» **Stated problem**
How many of the lines below contain "this"? Answer with that number alone.

--- Begin ---

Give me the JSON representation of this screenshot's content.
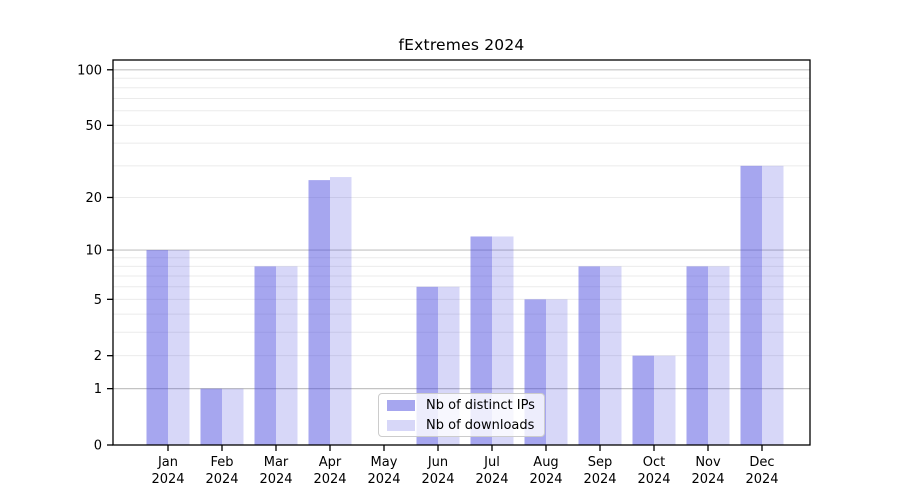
{
  "chart_data": {
    "type": "bar",
    "title": "fExtremes 2024",
    "xlabel": "",
    "ylabel": "",
    "categories": [
      "Jan",
      "Feb",
      "Mar",
      "Apr",
      "May",
      "Jun",
      "Jul",
      "Aug",
      "Sep",
      "Oct",
      "Nov",
      "Dec"
    ],
    "year_label": "2024",
    "series": [
      {
        "name": "Nb of distinct IPs",
        "values": [
          10,
          1,
          8,
          25,
          0,
          6,
          12,
          5,
          8,
          2,
          8,
          30
        ],
        "color_hex": "#4444dd",
        "alpha": 0.48
      },
      {
        "name": "Nb of downloads",
        "values": [
          10,
          1,
          8,
          26,
          0,
          6,
          12,
          5,
          8,
          2,
          8,
          30
        ],
        "color_hex": "#4444dd",
        "alpha": 0.21
      }
    ],
    "y_axis": {
      "scale": "log10(1+v)",
      "ticks": [
        0,
        1,
        2,
        5,
        10,
        20,
        50,
        100
      ],
      "ylim": [
        0,
        113
      ]
    },
    "grid": {
      "on": true,
      "minor_values": [
        2,
        3,
        4,
        5,
        6,
        7,
        8,
        9,
        20,
        30,
        40,
        50,
        60,
        70,
        80,
        90
      ],
      "major_values": [
        1,
        10,
        100
      ],
      "minor_color": "#ebebeb",
      "major_color": "#c3c3c3"
    },
    "legend": {
      "position": "bottom-center"
    },
    "axis_color": "#000000",
    "background_color": "#ffffff"
  }
}
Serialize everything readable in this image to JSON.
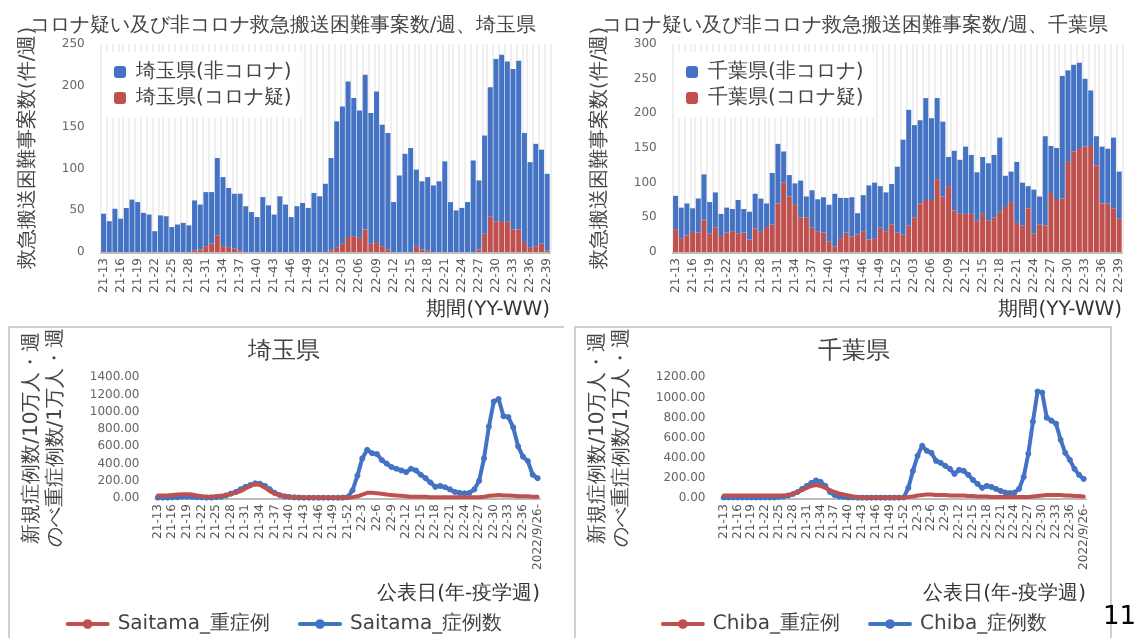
{
  "chart_data": [
    {
      "type": "bar",
      "title": "コロナ疑い及び非コロナ救急搬送困難事案数/週、埼玉県",
      "xlabel": "期間(YY-WW)",
      "ylabel": "救急搬送困難事案数(件/週)",
      "stacked": true,
      "legend": "top left",
      "grid": "x",
      "ylim": [
        0,
        250
      ],
      "yticks": [
        0,
        50,
        100,
        150,
        200,
        250
      ],
      "categories": [
        "21-13",
        null,
        null,
        "21-16",
        null,
        null,
        "21-19",
        null,
        null,
        "21-22",
        null,
        null,
        "21-25",
        null,
        null,
        "21-28",
        null,
        null,
        "21-31",
        null,
        null,
        "21-34",
        null,
        null,
        "21-37",
        null,
        null,
        "21-40",
        null,
        null,
        "21-43",
        null,
        null,
        "21-46",
        null,
        null,
        "21-49",
        null,
        null,
        "21-52",
        null,
        null,
        "22-03",
        null,
        null,
        "22-06",
        null,
        null,
        "22-09",
        null,
        null,
        "22-12",
        null,
        null,
        "22-15",
        null,
        null,
        "22-18",
        null,
        null,
        "22-21",
        null,
        null,
        "22-24",
        null,
        null,
        "22-27",
        null,
        null,
        "22-30",
        null,
        null,
        "22-33",
        null,
        null,
        "22-36",
        null,
        null,
        "22-39"
      ],
      "series": [
        {
          "name": "埼玉県(コロナ疑)",
          "color": "#c0504d",
          "values": [
            0,
            0,
            0,
            0,
            0,
            0,
            0,
            0,
            0,
            0,
            0,
            0,
            0,
            0,
            0,
            0,
            2,
            3,
            7,
            10,
            20,
            7,
            5,
            4,
            2,
            0,
            0,
            0,
            0,
            0,
            0,
            0,
            0,
            0,
            0,
            0,
            0,
            0,
            0,
            0,
            2,
            5,
            10,
            18,
            19,
            17,
            27,
            10,
            12,
            7,
            3,
            0,
            0,
            0,
            0,
            7,
            3,
            2,
            0,
            0,
            0,
            0,
            0,
            0,
            0,
            0,
            3,
            22,
            43,
            37,
            36,
            37,
            27,
            27,
            12,
            5,
            7,
            10,
            2
          ]
        },
        {
          "name": "埼玉県(非コロナ)",
          "color": "#4472c4",
          "values": [
            46,
            37,
            52,
            40,
            53,
            63,
            60,
            47,
            45,
            25,
            44,
            43,
            30,
            33,
            35,
            32,
            60,
            54,
            65,
            62,
            93,
            83,
            72,
            66,
            68,
            55,
            48,
            42,
            66,
            56,
            45,
            67,
            57,
            42,
            55,
            59,
            53,
            71,
            67,
            82,
            111,
            152,
            165,
            187,
            166,
            153,
            186,
            157,
            181,
            146,
            140,
            60,
            92,
            118,
            125,
            92,
            82,
            88,
            80,
            85,
            109,
            60,
            50,
            53,
            60,
            110,
            83,
            118,
            155,
            195,
            201,
            192,
            193,
            203,
            131,
            103,
            123,
            113,
            92
          ]
        }
      ]
    },
    {
      "type": "bar",
      "title": "コロナ疑い及び非コロナ救急搬送困難事案数/週、千葉県",
      "xlabel": "期間(YY-WW)",
      "ylabel": "救急搬送困難事案数(件/週)",
      "stacked": true,
      "legend": "top left",
      "grid": "x",
      "ylim": [
        0,
        300
      ],
      "yticks": [
        0,
        50,
        100,
        150,
        200,
        250,
        300
      ],
      "categories": [
        "21-13",
        null,
        null,
        "21-16",
        null,
        null,
        "21-19",
        null,
        null,
        "21-22",
        null,
        null,
        "21-25",
        null,
        null,
        "21-28",
        null,
        null,
        "21-31",
        null,
        null,
        "21-34",
        null,
        null,
        "21-37",
        null,
        null,
        "21-40",
        null,
        null,
        "21-43",
        null,
        null,
        "21-46",
        null,
        null,
        "21-49",
        null,
        null,
        "21-52",
        null,
        null,
        "22-03",
        null,
        null,
        "22-06",
        null,
        null,
        "22-09",
        null,
        null,
        "22-12",
        null,
        null,
        "22-15",
        null,
        null,
        "22-18",
        null,
        null,
        "22-21",
        null,
        null,
        "22-24",
        null,
        null,
        "22-27",
        null,
        null,
        "22-30",
        null,
        null,
        "22-33",
        null,
        null,
        "22-36",
        null,
        null,
        "22-39"
      ],
      "series": [
        {
          "name": "千葉県(コロナ疑)",
          "color": "#c0504d",
          "values": [
            33,
            20,
            24,
            29,
            28,
            47,
            27,
            35,
            23,
            28,
            30,
            27,
            28,
            18,
            34,
            29,
            36,
            40,
            70,
            100,
            80,
            68,
            50,
            50,
            35,
            30,
            28,
            15,
            8,
            20,
            28,
            22,
            25,
            30,
            18,
            20,
            35,
            30,
            40,
            28,
            25,
            38,
            50,
            70,
            75,
            75,
            105,
            80,
            95,
            60,
            55,
            55,
            55,
            45,
            55,
            45,
            50,
            58,
            65,
            72,
            42,
            38,
            63,
            27,
            40,
            38,
            85,
            75,
            77,
            130,
            145,
            150,
            152,
            153,
            125,
            70,
            70,
            63,
            48
          ]
        },
        {
          "name": "千葉県(非コロナ)",
          "color": "#4472c4",
          "values": [
            48,
            44,
            46,
            34,
            49,
            65,
            45,
            51,
            32,
            36,
            32,
            48,
            34,
            40,
            50,
            48,
            34,
            74,
            86,
            45,
            31,
            31,
            53,
            30,
            54,
            46,
            51,
            53,
            76,
            58,
            50,
            57,
            31,
            52,
            78,
            80,
            60,
            56,
            58,
            95,
            137,
            167,
            133,
            120,
            147,
            118,
            117,
            108,
            42,
            86,
            78,
            97,
            85,
            70,
            82,
            83,
            90,
            107,
            45,
            44,
            88,
            62,
            32,
            63,
            40,
            129,
            68,
            75,
            177,
            132,
            125,
            123,
            98,
            80,
            42,
            82,
            79,
            102,
            68
          ]
        }
      ]
    },
    {
      "type": "line",
      "title": "埼玉県",
      "xlabel": "公表日(年-疫学週)",
      "ylabel": "新規症例数/10万人・週のべ重症例数/1万人・週",
      "legend": "bottom",
      "marker": "circle",
      "ylim": [
        0,
        1400
      ],
      "yticks": [
        {
          "value": 0,
          "label": "0.00"
        },
        {
          "value": 200,
          "label": "200.00"
        },
        {
          "value": 400,
          "label": "400.00"
        },
        {
          "value": 600,
          "label": "600.00"
        },
        {
          "value": 800,
          "label": "800.00"
        },
        {
          "value": 1000,
          "label": "1000.00"
        },
        {
          "value": 1200,
          "label": "1200.00"
        },
        {
          "value": 1400,
          "label": "1400.00"
        }
      ],
      "categories": [
        "21-13",
        null,
        null,
        "21-16",
        null,
        null,
        "21-19",
        null,
        null,
        "21-22",
        null,
        null,
        "21-25",
        null,
        null,
        "21-28",
        null,
        null,
        "21-31",
        null,
        null,
        "21-34",
        null,
        null,
        "21-37",
        null,
        null,
        "21-40",
        null,
        null,
        "21-43",
        null,
        null,
        "21-46",
        null,
        null,
        "21-49",
        null,
        null,
        "21-52",
        null,
        null,
        "22-3",
        null,
        null,
        "22-6",
        null,
        null,
        "22-9",
        null,
        null,
        "22-12",
        null,
        null,
        "22-15",
        null,
        null,
        "22-18",
        null,
        null,
        "22-21",
        null,
        null,
        "22-24",
        null,
        null,
        "22-27",
        null,
        null,
        "22-30",
        null,
        null,
        "22-33",
        null,
        null,
        "22-36",
        null,
        null,
        "2022/9/26-"
      ],
      "series": [
        {
          "name": "Saitama_症例数",
          "color": "#4472c4",
          "values": [
            5,
            5,
            5,
            8,
            10,
            15,
            15,
            12,
            10,
            8,
            5,
            5,
            10,
            15,
            30,
            50,
            70,
            100,
            130,
            150,
            170,
            165,
            140,
            100,
            60,
            35,
            20,
            12,
            8,
            5,
            3,
            3,
            3,
            3,
            3,
            3,
            3,
            3,
            5,
            10,
            90,
            260,
            460,
            560,
            520,
            510,
            440,
            400,
            360,
            340,
            320,
            300,
            340,
            320,
            270,
            230,
            180,
            130,
            140,
            125,
            100,
            70,
            60,
            55,
            60,
            100,
            200,
            460,
            830,
            1120,
            1150,
            950,
            940,
            820,
            600,
            480,
            430,
            270,
            230
          ]
        },
        {
          "name": "Saitama_重症例",
          "color": "#c0504d",
          "marker": "none",
          "values": [
            30,
            30,
            30,
            35,
            40,
            45,
            45,
            40,
            30,
            20,
            15,
            15,
            20,
            25,
            35,
            45,
            60,
            80,
            110,
            140,
            160,
            150,
            120,
            80,
            50,
            30,
            20,
            15,
            10,
            8,
            5,
            5,
            5,
            5,
            5,
            5,
            5,
            5,
            5,
            5,
            10,
            20,
            40,
            60,
            60,
            55,
            50,
            40,
            35,
            30,
            25,
            20,
            15,
            15,
            15,
            15,
            10,
            10,
            10,
            10,
            10,
            10,
            10,
            10,
            10,
            10,
            10,
            15,
            25,
            30,
            35,
            30,
            30,
            25,
            20,
            20,
            20,
            15,
            15
          ]
        }
      ]
    },
    {
      "type": "line",
      "title": "千葉県",
      "xlabel": "公表日(年-疫学週)",
      "ylabel": "新規症例数/10万人・週のべ重症例数/1万人・週",
      "legend": "bottom",
      "marker": "circle",
      "annotations": [
        "11"
      ],
      "ylim": [
        0,
        1200
      ],
      "yticks": [
        {
          "value": 0,
          "label": "0.00"
        },
        {
          "value": 200,
          "label": "200.00"
        },
        {
          "value": 400,
          "label": "400.00"
        },
        {
          "value": 600,
          "label": "600.00"
        },
        {
          "value": 800,
          "label": "800.00"
        },
        {
          "value": 1000,
          "label": "1000.00"
        },
        {
          "value": 1200,
          "label": "1200.00"
        }
      ],
      "categories": [
        "21-13",
        null,
        null,
        "21-16",
        null,
        null,
        "21-19",
        null,
        null,
        "21-22",
        null,
        null,
        "21-25",
        null,
        null,
        "21-28",
        null,
        null,
        "21-31",
        null,
        null,
        "21-34",
        null,
        null,
        "21-37",
        null,
        null,
        "21-40",
        null,
        null,
        "21-43",
        null,
        null,
        "21-46",
        null,
        null,
        "21-49",
        null,
        null,
        "21-52",
        null,
        null,
        "22-3",
        null,
        null,
        "22-6",
        null,
        null,
        "22-9",
        null,
        null,
        "22-12",
        null,
        null,
        "22-15",
        null,
        null,
        "22-18",
        null,
        null,
        "22-21",
        null,
        null,
        "22-24",
        null,
        null,
        "22-27",
        null,
        null,
        "22-30",
        null,
        null,
        "22-33",
        null,
        null,
        "22-36",
        null,
        null,
        "2022/9/26-"
      ],
      "series": [
        {
          "name": "Chiba_症例数",
          "color": "#4472c4",
          "values": [
            5,
            5,
            5,
            5,
            5,
            5,
            5,
            5,
            5,
            5,
            5,
            5,
            10,
            15,
            25,
            40,
            60,
            90,
            120,
            150,
            175,
            160,
            120,
            60,
            30,
            15,
            10,
            5,
            5,
            3,
            3,
            3,
            3,
            3,
            3,
            3,
            3,
            3,
            3,
            5,
            100,
            270,
            420,
            520,
            470,
            450,
            370,
            350,
            320,
            290,
            240,
            280,
            270,
            230,
            180,
            140,
            100,
            120,
            110,
            90,
            70,
            55,
            50,
            55,
            90,
            210,
            440,
            760,
            1060,
            1050,
            800,
            770,
            740,
            580,
            450,
            380,
            290,
            230,
            190
          ]
        },
        {
          "name": "Chiba_重症例",
          "color": "#c0504d",
          "marker": "none",
          "values": [
            25,
            25,
            25,
            25,
            25,
            25,
            25,
            25,
            25,
            25,
            25,
            25,
            25,
            25,
            30,
            40,
            60,
            80,
            100,
            120,
            130,
            120,
            100,
            80,
            60,
            45,
            35,
            25,
            15,
            10,
            5,
            5,
            5,
            5,
            5,
            5,
            5,
            5,
            5,
            5,
            10,
            15,
            25,
            30,
            35,
            35,
            30,
            30,
            30,
            25,
            25,
            25,
            25,
            20,
            20,
            15,
            15,
            15,
            10,
            10,
            10,
            10,
            10,
            10,
            10,
            10,
            10,
            15,
            20,
            25,
            30,
            30,
            30,
            30,
            25,
            25,
            20,
            20,
            15
          ]
        }
      ]
    }
  ]
}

--- End ---

» **Exercise result**
2